+++ FRAGMENT +++
Het geld van de toekomst/Bijlage B. Verklarende woordenlijst

Uit Aardnoot
Naar navigatie springen Naar zoeken springen
De printervriendelijke versie wordt niet langer ondersteund en kan mogelijk weergavefouten bevatten. Werk uw browserbladwijzers bij en gebruik de ingebouwde browser printfunctionaliteit.

Bijlage A. Andere functies van het geld

Het geld van de toekomst (423)
Bernard Lietaer

Bijlage C. Complementaire munteenheden in Nederland en België

Aandeel: een bewijs van eigendom van een deel van een onderneming. Aandelenmarkten zijn de gereguleerde ruilplaatsen voor aandelen in ondernemingen die op een bepaalde beurs worden genoteerd.

Bank for International Settlements (BIS), Bank voor Internationale Betalingen (BIB): een particuliere organisatie, gevestigd in Basel, Zwitserland, eigendom van de elf belangrijkste centrale banken ter wereld. De BIB was oorspronkelijk ontworpen als een clearinginstelling voor transacties tussen centrale banken, maar heeft zich nu ontwikkeld tot een ontmoetingsplaats voor centrale bankiers en tot een onderzoekscentrum voor zaken die belangrijk zijn voor het geldstelsel als geheel. (Website: http://www.bis.org)

Barter: de directe ruil van goederen of diensten zonder tussenkomst van enig soort munteenheid.

Betaalsysteem: de procedure en de infrastructuur waarmee de overdracht van een munteenheid van de ene op de andere persoon wordt uitgevoerd.

Bretton Woods: een plaatsje in New Hampshire, USA, waar in 1945, na onderhandelingen tussen vooral de Engelsen en de Amerikanen, de ‘Overeenkomst van Bretton Woods’ totstandkwam. Het overeengekomen systeem werd de ‘dollar goud pariteit’ genoemd, omdat het aan de US $ de status van officiële wereldwijde reservemunteenheid gaf, op voorwaarde dat de Verenigde Staten de convertibiliteit (op aanvraag van andere centrale banken) van dollars in goud garandeerden tegen een vaste ruilvoet van $35 per ounce. In augustus 1971 werd deze laatste voorwaarde door president Nixon eenzijdig opgezegd, door ‘het goudloket te sluiten’ toen Frankrijk en het Verenigd Koninkrijk om zo’n omwisseling vroegen. Dit leidde ook het tijdperk van de ‘zwevende wisselkoersen’ in, waarbij de waarde van elke munteenheid en van het goud wordt overgelaten aan de krachten van de vrije markt.
+++ BESCHIKBARE GEGEVENS +++
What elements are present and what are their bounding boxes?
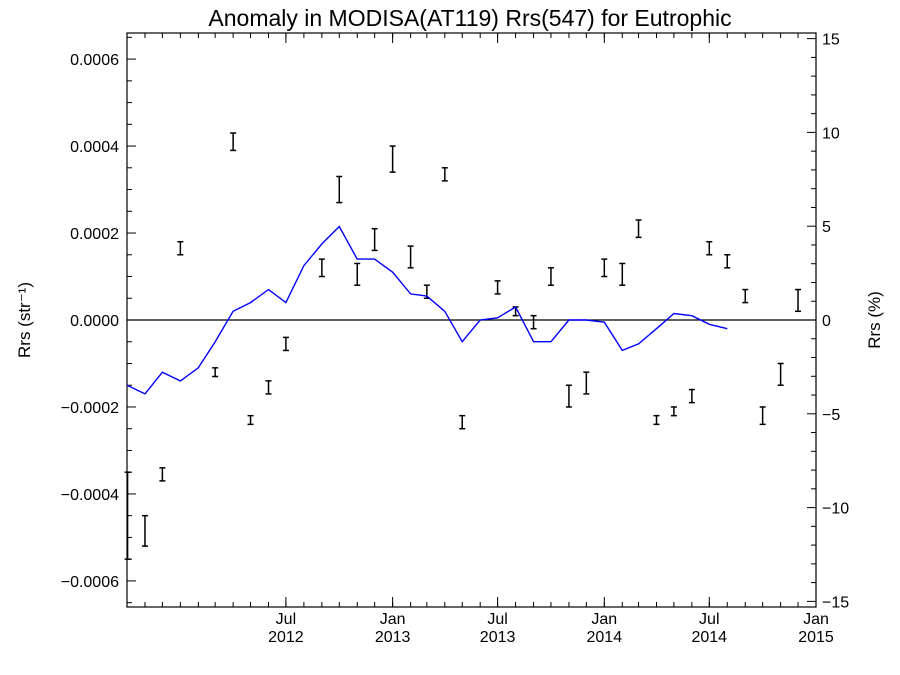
+++
OPDRACHT A »
Beantwoord deze vragen over de woordenlijst:
(i) In welke stad is de Bank voor Internationale Betalingen gevestigd?
(ii) Tegen welke vaste ruilvoet moesten de Verenigde Staten dollars in goud omzetten?
(iii) Hoe omschrijft de woordenlijst barter?
OPDRACHT B »
Schrijf uit de woordenlijst letterlijk het stuk over dat begint bij "Het geld van de toekomst (423)" en doorloopt tot en met "geheel. (Website: http://www.bis.org)".

VOLLEDIG ANTWOORD A »
(i) In Basel, Zwitserland.
(ii) Tegen $35 per ounce.
(iii) Als de directe ruil van goederen of diensten zonder tussenkomst van enig soort munteenheid.

VOLLEDIG ANTWOORD B »
Het geld van de toekomst (423)
Bernard Lietaer

Bijlage C. Complementaire munteenheden in Nederland en België

Aandeel: een bewijs van eigendom van een deel van een onderneming. Aandelenmarkten zijn de gereguleerde ruilplaatsen voor aandelen in ondernemingen die op een bepaalde beurs worden genoteerd.

Bank for International Settlements (BIS), Bank voor Internationale Betalingen (BIB): een particuliere organisatie, gevestigd in Basel, Zwitserland, eigendom van de elf belangrijkste centrale banken ter wereld. De BIB was oorspronkelijk ontworpen als een clearinginstelling voor transacties tussen centrale banken, maar heeft zich nu ontwikkeld tot een ontmoetingsplaats voor centrale bankiers en tot een onderzoekscentrum voor zaken die belangrijk zijn voor het geldstelsel als geheel. (Website: http://www.bis.org)